(Data items)
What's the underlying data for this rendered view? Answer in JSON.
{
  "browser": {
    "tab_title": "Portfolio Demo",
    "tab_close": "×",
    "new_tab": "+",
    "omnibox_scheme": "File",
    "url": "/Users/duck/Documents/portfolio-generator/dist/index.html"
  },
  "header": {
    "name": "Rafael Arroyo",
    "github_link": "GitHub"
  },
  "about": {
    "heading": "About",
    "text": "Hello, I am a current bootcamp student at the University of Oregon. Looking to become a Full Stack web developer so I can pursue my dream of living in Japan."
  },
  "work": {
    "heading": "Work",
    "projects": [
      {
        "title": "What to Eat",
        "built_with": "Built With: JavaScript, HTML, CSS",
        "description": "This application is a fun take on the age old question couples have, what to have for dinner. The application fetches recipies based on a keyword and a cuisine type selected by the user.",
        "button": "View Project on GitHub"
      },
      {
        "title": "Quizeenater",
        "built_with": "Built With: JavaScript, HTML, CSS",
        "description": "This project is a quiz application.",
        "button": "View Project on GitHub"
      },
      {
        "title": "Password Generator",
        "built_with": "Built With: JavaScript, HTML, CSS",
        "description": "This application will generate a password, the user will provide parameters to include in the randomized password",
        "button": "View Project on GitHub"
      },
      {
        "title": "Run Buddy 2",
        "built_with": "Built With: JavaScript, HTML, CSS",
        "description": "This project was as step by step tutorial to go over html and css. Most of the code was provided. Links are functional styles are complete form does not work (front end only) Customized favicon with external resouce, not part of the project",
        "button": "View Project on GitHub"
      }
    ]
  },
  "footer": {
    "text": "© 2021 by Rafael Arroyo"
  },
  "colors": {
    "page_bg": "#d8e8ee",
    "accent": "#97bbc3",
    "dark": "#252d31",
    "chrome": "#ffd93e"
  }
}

__WHAT THE TASK ASKS__: Set every line of the listing down word for word.

__EXERCISE RESPONSE__:
What's the underlying data for this rendered view? Answer in JSON.
{
  "browser": {
    "tab_title": "Portfolio Demo",
    "tab_close": "×",
    "new_tab": "+",
    "omnibox_scheme": "File",
    "url": "/Users/duck/Documents/portfolio-generator/dist/index.html"
  },
  "header": {
    "name": "Rafael Arroyo",
    "github_link": "GitHub"
  },
  "about": {
    "heading": "About",
    "text": "Hello, I am a current bootcamp student at the University of Oregon. Looking to become a Full Stack web developer so I can pursue my dream of living in Japan."
  },
  "work": {
    "heading": "Work",
    "projects": [
      {
        "title": "What to Eat",
        "built_with": "Built With: JavaScript, HTML, CSS",
        "description": "This application is a fun take on the age old question couples have, what to have for dinner. The application fetches recipies based on a keyword and a cuisine type selected by the user.",
        "button": "View Project on GitHub"
      },
      {
        "title": "Quizeenater",
        "built_with": "Built With: JavaScript, HTML, CSS",
        "description": "This project is a quiz application.",
        "button": "View Project on GitHub"
      },
      {
        "title": "Password Generator",
        "built_with": "Built With: JavaScript, HTML, CSS",
        "description": "This application will generate a password, the user will provide parameters to include in the randomized password",
        "button": "View Project on GitHub"
      },
      {
        "title": "Run Buddy 2",
        "built_with": "Built With: JavaScript, HTML, CSS",
        "description": "This project was as step by step tutorial to go over html and css. Most of the code was provided. Links are functional styles are complete form does not work (front end only) Customized favicon with external resouce, not part of the project",
        "button": "View Project on GitHub"
      }
    ]
  },
  "footer": {
    "text": "© 2021 by Rafael Arroyo"
  },
  "colors": {
    "page_bg": "#d8e8ee",
    "accent": "#97bbc3",
    "dark": "#252d31",
    "chrome": "#ffd93e"
  }
}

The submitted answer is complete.